Heil was visibly distraught as she had extensive pressure to win the gold medal. Many journalists said that it was Heil and the Canadian men's hockey team that faced the most pressure to perform at the Games, but that they had the benefit of facing the pressure as a team. Heil had gone into the event as the reigning Olympic champion and favourite not only to win the gold, but Canada's first gold medal during a Canadian hosted Olympics ever. In reference to the experience, Heil said "there is no doubt that the pressure was beyond intense." Heil's B2ten company was founded in part to win the first gold at home and assist fellow Canadians in their quest for medals. The honour of winning the first home-soil Olympic gold medal would go to Alexandre Bilodeau the next day on Sunday, February 14. Although Heil herself did not win it, Bilodeau's victory deserves some credit from Heil as he is a sponsored B2ten athlete and Heil's training partner . The next day Heil was seen on television celebrating her silver medal. She went on to say that she did not lose the gold but won the silver medal and was celebrating on stage at the medal ceremony.

According to CTV an average of about 6.6 million and a peak of 8 million Canadians tuned into their television to watch Heil try and break the gold medal slump. More Canadians watched Heil try to win gold than the 6 million that had watched the New Orleans Saints win Super Bowl XLIV.

Following her 2010 Olympics silver medal win at the Cypress Mountain venue near Vancouver, Heil went on to say that this would likely be her last games. Heil said that she wants to win a third world championship next year in 2011, following that she would like to get on with her post-mogul career. She also stated that she plans to continue her work in philanthropy. Following the 2010 Olympics Heil again made a donation of $25,000, this time to Because I am a Girl, an organization that helps lift girls out of poverty. Heil said of her donation that "I’ve had the power in my hands to help and many young girls don’t have that same power. We want to make this Canada’s most giving Games ever." Alexandre Bilodeau also made a donation but he made his to the Canadian Association of Pediatric Health Centres for cerebral palsy. They both went on to encourage others to give saying that they have the ability to give back and if others were to help in their own way it would make a difference.

* [Information supplied]:

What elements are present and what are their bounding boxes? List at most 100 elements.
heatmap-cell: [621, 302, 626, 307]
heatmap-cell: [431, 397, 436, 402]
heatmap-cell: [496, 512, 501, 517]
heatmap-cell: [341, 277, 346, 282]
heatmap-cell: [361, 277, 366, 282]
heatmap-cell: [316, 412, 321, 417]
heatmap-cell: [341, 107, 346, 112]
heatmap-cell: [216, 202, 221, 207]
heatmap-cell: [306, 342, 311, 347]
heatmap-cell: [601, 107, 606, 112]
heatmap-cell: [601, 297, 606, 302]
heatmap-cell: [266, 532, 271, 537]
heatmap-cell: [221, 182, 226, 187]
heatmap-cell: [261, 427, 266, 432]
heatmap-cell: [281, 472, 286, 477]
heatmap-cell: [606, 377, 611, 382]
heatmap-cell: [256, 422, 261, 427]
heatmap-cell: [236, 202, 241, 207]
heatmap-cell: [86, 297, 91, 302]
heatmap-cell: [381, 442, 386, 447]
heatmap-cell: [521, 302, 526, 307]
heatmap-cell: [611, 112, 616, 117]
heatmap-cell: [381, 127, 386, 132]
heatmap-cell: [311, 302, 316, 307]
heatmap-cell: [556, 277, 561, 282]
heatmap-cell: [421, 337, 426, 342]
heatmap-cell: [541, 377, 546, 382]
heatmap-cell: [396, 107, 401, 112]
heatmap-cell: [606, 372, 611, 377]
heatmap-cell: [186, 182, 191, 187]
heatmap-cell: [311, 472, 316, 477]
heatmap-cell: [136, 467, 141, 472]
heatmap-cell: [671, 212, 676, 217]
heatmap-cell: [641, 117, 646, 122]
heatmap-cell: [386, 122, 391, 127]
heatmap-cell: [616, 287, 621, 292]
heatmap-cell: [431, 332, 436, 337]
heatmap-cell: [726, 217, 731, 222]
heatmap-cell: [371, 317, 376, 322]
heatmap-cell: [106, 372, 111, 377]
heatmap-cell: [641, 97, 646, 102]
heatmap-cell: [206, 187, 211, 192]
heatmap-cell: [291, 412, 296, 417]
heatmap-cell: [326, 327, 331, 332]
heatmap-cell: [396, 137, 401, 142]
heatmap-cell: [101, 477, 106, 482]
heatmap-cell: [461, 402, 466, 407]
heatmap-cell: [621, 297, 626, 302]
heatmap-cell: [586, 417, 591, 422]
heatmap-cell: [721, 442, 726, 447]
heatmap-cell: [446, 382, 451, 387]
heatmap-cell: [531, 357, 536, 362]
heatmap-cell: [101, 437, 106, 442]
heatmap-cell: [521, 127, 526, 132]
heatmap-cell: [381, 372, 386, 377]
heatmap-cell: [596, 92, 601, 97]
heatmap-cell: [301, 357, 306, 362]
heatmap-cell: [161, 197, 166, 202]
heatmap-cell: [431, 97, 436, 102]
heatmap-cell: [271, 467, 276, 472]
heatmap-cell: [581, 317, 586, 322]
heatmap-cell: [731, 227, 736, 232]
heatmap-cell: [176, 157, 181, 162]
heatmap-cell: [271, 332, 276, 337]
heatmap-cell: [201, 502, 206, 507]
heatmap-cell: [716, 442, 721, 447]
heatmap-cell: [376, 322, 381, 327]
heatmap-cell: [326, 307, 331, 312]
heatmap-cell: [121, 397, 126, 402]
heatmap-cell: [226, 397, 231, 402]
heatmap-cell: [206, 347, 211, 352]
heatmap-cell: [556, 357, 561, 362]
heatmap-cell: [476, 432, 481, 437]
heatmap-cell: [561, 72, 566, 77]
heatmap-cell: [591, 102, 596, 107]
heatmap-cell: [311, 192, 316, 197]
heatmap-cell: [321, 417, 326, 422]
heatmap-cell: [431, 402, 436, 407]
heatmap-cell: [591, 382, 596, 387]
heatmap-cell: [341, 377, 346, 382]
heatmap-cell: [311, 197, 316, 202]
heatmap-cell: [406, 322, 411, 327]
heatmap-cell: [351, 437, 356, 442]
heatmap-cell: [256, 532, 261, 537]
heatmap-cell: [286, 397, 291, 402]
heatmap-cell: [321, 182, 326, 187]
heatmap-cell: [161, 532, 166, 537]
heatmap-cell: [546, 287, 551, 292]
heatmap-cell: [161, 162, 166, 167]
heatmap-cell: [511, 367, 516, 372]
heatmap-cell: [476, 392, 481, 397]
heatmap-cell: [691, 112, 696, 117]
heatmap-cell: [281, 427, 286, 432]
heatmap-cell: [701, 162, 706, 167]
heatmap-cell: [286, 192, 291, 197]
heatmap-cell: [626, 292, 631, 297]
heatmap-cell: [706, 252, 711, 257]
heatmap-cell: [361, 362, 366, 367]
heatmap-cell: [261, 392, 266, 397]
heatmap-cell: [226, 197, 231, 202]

* [Requirement A]: In the passage about Heil at the 2010 Olympics, which organization received her $25,000 donation after the Games?
* [Requirement B]: Carry on the passage about Heil at the 2010 Olympics, picking up after its final sentence.

* [Expected answer A]: Because I am a Girl, an organization that helps lift girls out of poverty.

* [Expected answer B]:
===Finishing her career===
During January of the 2010–11 World Cup season, Heil officially announced her retirement prior to the Canadian stop at the Canada Olympic Park in Calgary. Heil would say of her retirement that "I'm definitely in good shape. I could go for one more Olympic Games. I'm still at the top of my game, but for me I feel it's an important time to build on my future. I want to be as successful off the slopes as I have been on the slopes and I feel that time is now. I feel that in my heart."

Heil's next event was at the 2011 FIS World Championships. In her last event there in the moguls final, Heil won her first ever gold medal and first ever medal having previously won only in the dual moguls event. Heil said of her win there that "It's a title I've never won before and there's been a lot of discussion about that in Canada. I've never been one to count my medals and count my titles, but I'm pretty happy that that conversation is over." For the last day of the World Championships, Heil competed in the dual moguls event. There she advanced to the final where she defeated young teammate Chloé Dufour-Lapointe to win her second gold medal of the competition. The victory was her third successive dual moguls crown, more importantly it ensured that Heil would end her career as a double world champion. As a result of her dual championship golds she was awarded the Canadian Press's female athlete of the year for 2011.

==Post-Olympic career==
Heil is founder and CEO of RYA Health, a healthtech company she started while attending the Stanford Graduate School of Business. Jennifer is also a graduate of Desautels Faculty of Management of McGill University in management and political science. In her spare time, Heil is an avid surfer and sport commentator with CBC Television.

In 2025, Heil was named Team Canada's Chef de Mission for the 2026 Winter Olympic Games in Milano Cortina, Italy by the Canadian Olympic Committee.